→ **PROVIDED MATERIAL**:
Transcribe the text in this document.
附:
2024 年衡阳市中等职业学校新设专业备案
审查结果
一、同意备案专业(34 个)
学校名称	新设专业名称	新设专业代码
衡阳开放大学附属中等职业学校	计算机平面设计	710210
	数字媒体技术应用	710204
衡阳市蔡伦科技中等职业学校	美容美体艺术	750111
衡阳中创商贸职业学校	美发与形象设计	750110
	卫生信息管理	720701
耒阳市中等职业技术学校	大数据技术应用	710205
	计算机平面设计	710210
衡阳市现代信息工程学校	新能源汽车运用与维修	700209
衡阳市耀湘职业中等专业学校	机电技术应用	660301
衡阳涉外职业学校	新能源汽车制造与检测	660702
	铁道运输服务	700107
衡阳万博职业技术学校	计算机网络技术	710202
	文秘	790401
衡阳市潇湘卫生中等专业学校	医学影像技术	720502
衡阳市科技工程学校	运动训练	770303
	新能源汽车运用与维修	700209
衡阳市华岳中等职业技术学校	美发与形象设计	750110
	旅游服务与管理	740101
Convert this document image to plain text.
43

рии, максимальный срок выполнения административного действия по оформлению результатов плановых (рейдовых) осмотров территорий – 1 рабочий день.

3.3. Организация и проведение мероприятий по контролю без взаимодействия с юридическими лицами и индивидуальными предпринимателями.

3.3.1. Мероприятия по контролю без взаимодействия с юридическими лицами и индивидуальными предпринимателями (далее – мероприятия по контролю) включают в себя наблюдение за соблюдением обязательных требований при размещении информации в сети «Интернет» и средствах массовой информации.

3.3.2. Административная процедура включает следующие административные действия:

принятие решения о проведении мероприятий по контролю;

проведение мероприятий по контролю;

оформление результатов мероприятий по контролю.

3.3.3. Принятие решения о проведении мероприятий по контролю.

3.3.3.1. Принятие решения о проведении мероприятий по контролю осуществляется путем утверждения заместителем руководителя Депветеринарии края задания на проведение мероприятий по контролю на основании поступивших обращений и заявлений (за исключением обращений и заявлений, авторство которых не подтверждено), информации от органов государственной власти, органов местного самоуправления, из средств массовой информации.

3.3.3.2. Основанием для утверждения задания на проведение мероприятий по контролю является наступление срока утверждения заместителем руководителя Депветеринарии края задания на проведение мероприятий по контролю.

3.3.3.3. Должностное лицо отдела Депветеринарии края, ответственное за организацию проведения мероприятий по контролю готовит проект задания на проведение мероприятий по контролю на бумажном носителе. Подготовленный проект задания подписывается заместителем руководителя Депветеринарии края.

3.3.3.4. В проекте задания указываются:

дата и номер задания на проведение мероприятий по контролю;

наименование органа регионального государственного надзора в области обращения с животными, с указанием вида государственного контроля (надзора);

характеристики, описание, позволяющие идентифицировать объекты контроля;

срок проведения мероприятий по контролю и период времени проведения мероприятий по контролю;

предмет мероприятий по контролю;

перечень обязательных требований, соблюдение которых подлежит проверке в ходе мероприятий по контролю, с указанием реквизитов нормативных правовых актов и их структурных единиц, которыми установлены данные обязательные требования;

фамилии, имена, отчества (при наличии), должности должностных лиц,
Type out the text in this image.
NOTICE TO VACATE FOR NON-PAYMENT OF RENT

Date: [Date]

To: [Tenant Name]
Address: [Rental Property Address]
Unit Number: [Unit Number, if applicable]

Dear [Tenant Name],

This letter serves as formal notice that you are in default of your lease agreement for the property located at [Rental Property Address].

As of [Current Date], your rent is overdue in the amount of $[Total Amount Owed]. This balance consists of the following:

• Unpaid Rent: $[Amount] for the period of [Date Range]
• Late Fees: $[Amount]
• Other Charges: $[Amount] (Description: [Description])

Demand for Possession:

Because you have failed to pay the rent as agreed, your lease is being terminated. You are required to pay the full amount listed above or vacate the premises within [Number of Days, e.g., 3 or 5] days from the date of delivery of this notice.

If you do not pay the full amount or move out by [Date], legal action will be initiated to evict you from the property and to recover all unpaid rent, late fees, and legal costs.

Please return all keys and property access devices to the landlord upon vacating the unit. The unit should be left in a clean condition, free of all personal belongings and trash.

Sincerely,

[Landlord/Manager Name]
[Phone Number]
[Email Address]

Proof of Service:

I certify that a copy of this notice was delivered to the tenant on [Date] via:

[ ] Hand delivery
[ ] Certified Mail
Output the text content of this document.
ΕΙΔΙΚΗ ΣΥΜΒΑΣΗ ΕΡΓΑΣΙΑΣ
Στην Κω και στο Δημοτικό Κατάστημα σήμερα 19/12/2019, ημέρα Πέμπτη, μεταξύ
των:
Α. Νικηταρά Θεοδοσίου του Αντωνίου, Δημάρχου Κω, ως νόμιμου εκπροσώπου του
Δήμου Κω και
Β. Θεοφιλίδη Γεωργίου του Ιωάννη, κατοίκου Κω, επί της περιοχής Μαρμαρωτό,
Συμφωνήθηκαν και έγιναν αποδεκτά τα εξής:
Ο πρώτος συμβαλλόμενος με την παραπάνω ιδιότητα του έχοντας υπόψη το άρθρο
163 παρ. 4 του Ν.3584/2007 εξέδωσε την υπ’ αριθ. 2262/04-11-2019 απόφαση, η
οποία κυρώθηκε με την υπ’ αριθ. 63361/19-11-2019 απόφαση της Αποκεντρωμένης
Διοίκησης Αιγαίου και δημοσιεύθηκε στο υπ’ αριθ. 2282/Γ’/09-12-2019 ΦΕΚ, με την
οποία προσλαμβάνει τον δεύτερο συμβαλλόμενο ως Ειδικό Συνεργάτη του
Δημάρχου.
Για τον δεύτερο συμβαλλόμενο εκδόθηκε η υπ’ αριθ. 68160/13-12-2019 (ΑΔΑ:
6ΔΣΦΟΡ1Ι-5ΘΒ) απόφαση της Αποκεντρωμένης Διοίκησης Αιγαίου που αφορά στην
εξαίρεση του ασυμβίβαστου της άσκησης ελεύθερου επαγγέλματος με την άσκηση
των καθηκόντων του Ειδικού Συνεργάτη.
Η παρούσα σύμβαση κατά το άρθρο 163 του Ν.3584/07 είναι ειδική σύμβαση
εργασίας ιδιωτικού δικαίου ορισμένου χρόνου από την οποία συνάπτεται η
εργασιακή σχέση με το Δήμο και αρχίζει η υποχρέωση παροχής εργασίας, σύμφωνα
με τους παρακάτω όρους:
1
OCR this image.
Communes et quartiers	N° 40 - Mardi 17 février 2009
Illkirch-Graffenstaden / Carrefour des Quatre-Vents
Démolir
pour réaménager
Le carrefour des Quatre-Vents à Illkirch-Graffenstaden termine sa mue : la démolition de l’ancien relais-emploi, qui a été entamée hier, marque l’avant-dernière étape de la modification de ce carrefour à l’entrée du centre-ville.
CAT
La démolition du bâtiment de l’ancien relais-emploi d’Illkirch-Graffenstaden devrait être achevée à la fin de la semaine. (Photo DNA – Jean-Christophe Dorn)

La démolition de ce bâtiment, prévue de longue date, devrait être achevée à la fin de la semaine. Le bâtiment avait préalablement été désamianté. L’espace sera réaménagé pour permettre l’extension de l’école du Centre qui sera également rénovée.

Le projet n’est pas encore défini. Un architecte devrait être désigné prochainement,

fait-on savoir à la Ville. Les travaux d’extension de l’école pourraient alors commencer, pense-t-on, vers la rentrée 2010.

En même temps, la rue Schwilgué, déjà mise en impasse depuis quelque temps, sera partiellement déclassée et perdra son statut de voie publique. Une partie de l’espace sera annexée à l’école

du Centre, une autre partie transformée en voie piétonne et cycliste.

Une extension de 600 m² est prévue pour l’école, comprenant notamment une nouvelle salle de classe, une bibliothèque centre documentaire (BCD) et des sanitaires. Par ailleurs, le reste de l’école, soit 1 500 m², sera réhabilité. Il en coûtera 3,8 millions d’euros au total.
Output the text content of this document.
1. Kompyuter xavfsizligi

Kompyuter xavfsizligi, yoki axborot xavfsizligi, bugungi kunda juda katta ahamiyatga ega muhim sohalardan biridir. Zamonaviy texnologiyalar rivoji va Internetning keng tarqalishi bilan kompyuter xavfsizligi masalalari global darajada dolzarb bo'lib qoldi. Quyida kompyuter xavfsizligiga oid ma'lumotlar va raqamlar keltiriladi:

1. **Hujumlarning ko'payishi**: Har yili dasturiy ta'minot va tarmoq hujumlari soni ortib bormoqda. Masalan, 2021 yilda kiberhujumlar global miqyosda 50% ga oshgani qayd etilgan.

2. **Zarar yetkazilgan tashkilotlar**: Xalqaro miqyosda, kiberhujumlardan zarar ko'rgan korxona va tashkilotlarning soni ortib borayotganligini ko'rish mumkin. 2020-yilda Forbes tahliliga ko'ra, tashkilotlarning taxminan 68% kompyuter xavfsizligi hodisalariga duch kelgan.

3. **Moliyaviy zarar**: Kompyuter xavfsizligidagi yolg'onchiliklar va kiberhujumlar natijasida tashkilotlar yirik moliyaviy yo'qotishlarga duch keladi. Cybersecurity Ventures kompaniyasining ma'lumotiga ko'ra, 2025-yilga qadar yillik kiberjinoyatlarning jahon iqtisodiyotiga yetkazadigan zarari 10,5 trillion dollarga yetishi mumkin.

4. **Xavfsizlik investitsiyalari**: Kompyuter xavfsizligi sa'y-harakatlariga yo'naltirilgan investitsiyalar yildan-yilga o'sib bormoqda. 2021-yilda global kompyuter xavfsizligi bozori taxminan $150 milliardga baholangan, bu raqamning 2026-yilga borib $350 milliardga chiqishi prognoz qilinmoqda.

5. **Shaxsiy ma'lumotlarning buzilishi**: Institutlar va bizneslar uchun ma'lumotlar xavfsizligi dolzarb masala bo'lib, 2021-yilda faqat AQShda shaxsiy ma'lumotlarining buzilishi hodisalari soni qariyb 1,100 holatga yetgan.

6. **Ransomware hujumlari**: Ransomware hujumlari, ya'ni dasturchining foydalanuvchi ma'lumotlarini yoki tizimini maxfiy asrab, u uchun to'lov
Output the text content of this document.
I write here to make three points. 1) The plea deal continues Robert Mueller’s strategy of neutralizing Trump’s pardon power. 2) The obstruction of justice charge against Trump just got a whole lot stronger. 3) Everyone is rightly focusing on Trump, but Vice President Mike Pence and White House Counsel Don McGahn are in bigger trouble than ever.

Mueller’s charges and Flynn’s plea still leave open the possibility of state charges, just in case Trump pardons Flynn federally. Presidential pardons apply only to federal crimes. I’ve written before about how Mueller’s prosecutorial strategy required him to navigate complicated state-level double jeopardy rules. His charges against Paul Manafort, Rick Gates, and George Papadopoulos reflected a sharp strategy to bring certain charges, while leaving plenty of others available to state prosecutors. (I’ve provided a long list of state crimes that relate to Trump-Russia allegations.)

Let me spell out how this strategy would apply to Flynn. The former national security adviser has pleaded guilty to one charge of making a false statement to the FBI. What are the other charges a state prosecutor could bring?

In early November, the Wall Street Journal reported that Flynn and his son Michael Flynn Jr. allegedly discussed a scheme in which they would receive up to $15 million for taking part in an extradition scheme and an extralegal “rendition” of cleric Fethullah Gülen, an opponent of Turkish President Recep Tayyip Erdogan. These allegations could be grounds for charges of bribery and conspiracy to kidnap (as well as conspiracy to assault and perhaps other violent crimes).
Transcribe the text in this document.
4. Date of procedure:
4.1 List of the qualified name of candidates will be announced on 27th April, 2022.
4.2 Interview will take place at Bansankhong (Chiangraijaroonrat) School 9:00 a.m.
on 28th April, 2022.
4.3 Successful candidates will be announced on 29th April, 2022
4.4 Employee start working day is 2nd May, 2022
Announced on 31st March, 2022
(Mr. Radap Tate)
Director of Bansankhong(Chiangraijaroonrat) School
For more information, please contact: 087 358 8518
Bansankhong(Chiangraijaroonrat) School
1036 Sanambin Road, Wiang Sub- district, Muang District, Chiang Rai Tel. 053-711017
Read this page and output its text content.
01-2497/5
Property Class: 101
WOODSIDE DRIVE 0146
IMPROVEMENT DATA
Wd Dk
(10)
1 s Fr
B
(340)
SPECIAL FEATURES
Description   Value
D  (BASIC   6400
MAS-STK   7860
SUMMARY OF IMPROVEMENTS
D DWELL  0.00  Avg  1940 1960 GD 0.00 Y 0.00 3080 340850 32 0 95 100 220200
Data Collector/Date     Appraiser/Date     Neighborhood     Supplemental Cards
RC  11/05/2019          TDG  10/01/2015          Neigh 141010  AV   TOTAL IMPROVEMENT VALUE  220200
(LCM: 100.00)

→ **INSTRUCTIONS FOR THE TASK**: Locate all lines holding the word "Quatre", then copy them out.

→ **COMPLETE RESPONSE**:
Illkirch-Graffenstaden / Carrefour des Quatre-Vents
Le carrefour des Quatre-Vents à Illkirch-Graffenstaden termine sa mue : la démolition de l’ancien relais-emploi, qui a été entamée hier, marque l’avant-dernière étape de la modification de ce carrefour à l’entrée du centre-ville.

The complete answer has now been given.